- **Short problem**: Produce an exact copy of the lines from the line containing "Output a JSON" through the last line of the listing below, both ends included, and nothing else.

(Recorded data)
════════

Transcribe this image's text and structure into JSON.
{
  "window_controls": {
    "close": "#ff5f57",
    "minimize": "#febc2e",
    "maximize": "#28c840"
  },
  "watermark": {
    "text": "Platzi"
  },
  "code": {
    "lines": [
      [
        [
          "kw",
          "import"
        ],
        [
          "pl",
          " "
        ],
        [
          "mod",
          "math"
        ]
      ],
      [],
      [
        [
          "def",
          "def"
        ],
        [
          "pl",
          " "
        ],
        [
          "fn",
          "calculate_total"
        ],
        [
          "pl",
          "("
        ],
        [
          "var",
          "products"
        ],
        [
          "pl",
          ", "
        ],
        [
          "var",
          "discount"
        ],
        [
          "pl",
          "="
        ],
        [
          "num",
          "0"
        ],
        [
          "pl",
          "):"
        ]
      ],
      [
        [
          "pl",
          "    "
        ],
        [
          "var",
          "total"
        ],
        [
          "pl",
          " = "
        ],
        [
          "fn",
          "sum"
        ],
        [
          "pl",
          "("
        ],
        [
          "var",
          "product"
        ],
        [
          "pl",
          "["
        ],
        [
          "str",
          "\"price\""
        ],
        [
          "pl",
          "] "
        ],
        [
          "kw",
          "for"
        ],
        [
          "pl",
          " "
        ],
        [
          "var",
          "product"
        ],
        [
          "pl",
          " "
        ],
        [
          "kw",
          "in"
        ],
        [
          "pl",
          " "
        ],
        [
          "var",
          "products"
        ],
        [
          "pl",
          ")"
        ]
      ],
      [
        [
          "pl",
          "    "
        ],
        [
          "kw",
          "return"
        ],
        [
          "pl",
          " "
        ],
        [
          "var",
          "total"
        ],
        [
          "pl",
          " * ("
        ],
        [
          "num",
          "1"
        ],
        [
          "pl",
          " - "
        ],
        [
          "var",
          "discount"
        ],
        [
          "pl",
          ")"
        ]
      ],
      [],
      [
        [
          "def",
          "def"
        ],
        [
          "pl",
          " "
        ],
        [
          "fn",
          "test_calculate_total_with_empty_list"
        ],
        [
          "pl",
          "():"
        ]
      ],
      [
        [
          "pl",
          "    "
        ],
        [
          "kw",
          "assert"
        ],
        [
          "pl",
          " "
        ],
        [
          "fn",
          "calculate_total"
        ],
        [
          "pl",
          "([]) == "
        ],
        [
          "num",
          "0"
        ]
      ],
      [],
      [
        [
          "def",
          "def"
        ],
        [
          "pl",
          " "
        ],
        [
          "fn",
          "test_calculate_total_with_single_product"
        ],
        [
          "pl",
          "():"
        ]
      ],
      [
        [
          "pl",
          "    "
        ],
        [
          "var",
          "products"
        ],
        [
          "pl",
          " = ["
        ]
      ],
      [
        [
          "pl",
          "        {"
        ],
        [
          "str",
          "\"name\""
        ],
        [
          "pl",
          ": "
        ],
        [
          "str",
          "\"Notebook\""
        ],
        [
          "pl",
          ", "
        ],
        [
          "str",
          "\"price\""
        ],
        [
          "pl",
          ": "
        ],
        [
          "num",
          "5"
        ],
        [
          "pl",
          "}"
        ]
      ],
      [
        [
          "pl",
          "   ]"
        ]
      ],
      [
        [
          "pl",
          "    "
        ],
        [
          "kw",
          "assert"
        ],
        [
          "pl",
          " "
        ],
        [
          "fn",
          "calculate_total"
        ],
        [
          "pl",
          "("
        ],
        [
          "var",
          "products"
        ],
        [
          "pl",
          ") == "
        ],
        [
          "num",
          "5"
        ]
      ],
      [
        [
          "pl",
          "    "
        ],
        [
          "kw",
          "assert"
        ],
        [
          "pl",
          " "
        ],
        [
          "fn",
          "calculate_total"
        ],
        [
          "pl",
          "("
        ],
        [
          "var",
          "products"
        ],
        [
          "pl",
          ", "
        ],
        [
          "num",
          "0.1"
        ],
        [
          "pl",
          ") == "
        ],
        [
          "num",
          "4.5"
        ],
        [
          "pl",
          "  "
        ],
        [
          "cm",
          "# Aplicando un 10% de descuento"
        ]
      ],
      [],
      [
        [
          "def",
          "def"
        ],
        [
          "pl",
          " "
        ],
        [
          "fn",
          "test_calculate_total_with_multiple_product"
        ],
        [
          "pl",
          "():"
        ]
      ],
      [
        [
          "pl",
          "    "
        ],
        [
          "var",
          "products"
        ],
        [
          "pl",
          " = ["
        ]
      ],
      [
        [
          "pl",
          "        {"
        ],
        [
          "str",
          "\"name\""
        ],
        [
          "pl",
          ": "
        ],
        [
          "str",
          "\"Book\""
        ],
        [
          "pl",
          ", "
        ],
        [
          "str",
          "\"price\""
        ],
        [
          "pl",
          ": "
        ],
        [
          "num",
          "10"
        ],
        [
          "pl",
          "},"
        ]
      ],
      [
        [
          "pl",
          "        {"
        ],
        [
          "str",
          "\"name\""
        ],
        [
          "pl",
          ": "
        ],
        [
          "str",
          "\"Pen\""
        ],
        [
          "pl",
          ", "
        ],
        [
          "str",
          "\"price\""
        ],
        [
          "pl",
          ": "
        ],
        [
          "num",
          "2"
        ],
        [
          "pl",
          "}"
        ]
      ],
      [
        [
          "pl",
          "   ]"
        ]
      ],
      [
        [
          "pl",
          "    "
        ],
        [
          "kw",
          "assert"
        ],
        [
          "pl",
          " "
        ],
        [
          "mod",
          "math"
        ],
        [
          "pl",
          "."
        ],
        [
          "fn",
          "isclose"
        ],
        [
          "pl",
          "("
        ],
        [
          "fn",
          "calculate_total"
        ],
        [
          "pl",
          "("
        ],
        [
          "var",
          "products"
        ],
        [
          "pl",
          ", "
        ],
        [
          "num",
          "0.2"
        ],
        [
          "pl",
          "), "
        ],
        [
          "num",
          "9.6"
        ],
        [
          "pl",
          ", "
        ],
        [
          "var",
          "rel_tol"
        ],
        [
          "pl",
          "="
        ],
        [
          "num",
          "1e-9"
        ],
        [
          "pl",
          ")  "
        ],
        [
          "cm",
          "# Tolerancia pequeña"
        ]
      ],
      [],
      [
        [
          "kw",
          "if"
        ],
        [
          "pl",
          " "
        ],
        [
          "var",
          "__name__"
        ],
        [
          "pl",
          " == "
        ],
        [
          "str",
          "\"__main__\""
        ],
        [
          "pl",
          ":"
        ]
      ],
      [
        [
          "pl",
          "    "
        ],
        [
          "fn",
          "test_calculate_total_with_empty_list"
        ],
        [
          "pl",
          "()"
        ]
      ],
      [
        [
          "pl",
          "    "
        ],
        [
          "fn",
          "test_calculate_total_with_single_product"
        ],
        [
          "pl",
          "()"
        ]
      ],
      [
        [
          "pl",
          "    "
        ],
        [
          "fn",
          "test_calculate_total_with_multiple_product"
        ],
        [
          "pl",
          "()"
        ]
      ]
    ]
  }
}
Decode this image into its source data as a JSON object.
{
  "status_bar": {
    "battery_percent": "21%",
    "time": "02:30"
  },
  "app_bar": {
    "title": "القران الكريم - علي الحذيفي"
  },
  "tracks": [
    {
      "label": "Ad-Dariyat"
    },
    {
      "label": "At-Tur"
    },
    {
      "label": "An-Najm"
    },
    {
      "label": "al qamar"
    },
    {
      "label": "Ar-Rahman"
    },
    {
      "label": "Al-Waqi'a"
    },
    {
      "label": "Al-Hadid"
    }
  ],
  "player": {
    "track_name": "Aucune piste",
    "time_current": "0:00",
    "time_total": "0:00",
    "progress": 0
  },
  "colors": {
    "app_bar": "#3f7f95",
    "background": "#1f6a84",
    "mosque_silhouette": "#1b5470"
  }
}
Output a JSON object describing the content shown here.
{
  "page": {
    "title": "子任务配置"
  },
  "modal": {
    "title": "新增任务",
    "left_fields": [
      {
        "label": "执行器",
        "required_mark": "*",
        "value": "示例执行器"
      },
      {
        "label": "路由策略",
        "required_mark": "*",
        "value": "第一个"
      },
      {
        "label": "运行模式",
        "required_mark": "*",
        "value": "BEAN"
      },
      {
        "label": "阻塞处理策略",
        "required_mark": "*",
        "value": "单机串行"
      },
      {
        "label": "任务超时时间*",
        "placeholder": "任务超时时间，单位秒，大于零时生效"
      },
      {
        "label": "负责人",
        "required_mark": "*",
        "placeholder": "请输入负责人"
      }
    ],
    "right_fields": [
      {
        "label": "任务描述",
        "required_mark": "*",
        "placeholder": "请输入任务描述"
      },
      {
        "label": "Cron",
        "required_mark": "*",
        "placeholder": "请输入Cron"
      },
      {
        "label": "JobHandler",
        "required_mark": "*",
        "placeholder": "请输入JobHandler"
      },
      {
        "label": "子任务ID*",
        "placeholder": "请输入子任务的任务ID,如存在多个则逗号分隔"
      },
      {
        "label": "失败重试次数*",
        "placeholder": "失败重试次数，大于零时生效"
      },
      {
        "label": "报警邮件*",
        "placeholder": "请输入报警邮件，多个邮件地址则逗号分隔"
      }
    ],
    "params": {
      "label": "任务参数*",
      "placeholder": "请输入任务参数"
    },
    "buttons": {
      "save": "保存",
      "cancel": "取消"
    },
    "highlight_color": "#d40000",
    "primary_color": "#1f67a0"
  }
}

════════

- **Exercise solution**:
Output a JSON object describing the content shown here.
{
  "page": {
    "title": "子任务配置"
  },
  "modal": {
    "title": "新增任务",
    "left_fields": [
      {
        "label": "执行器",
        "required_mark": "*",
        "value": "示例执行器"
      },
      {
        "label": "路由策略",
        "required_mark": "*",
        "value": "第一个"
      },
      {
        "label": "运行模式",
        "required_mark": "*",
        "value": "BEAN"
      },
      {
        "label": "阻塞处理策略",
        "required_mark": "*",
        "value": "单机串行"
      },
      {
        "label": "任务超时时间*",
        "placeholder": "任务超时时间，单位秒，大于零时生效"
      },
      {
        "label": "负责人",
        "required_mark": "*",
        "placeholder": "请输入负责人"
      }
    ],
    "right_fields": [
      {
        "label": "任务描述",
        "required_mark": "*",
        "placeholder": "请输入任务描述"
      },
      {
        "label": "Cron",
        "required_mark": "*",
        "placeholder": "请输入Cron"
      },
      {
        "label": "JobHandler",
        "required_mark": "*",
        "placeholder": "请输入JobHandler"
      },
      {
        "label": "子任务ID*",
        "placeholder": "请输入子任务的任务ID,如存在多个则逗号分隔"
      },
      {
        "label": "失败重试次数*",
        "placeholder": "失败重试次数，大于零时生效"
      },
      {
        "label": "报警邮件*",
        "placeholder": "请输入报警邮件，多个邮件地址则逗号分隔"
      }
    ],
    "params": {
      "label": "任务参数*",
      "placeholder": "请输入任务参数"
    },
    "buttons": {
      "save": "保存",
      "cancel": "取消"
    },
    "highlight_color": "#d40000",
    "primary_color": "#1f67a0"
  }
}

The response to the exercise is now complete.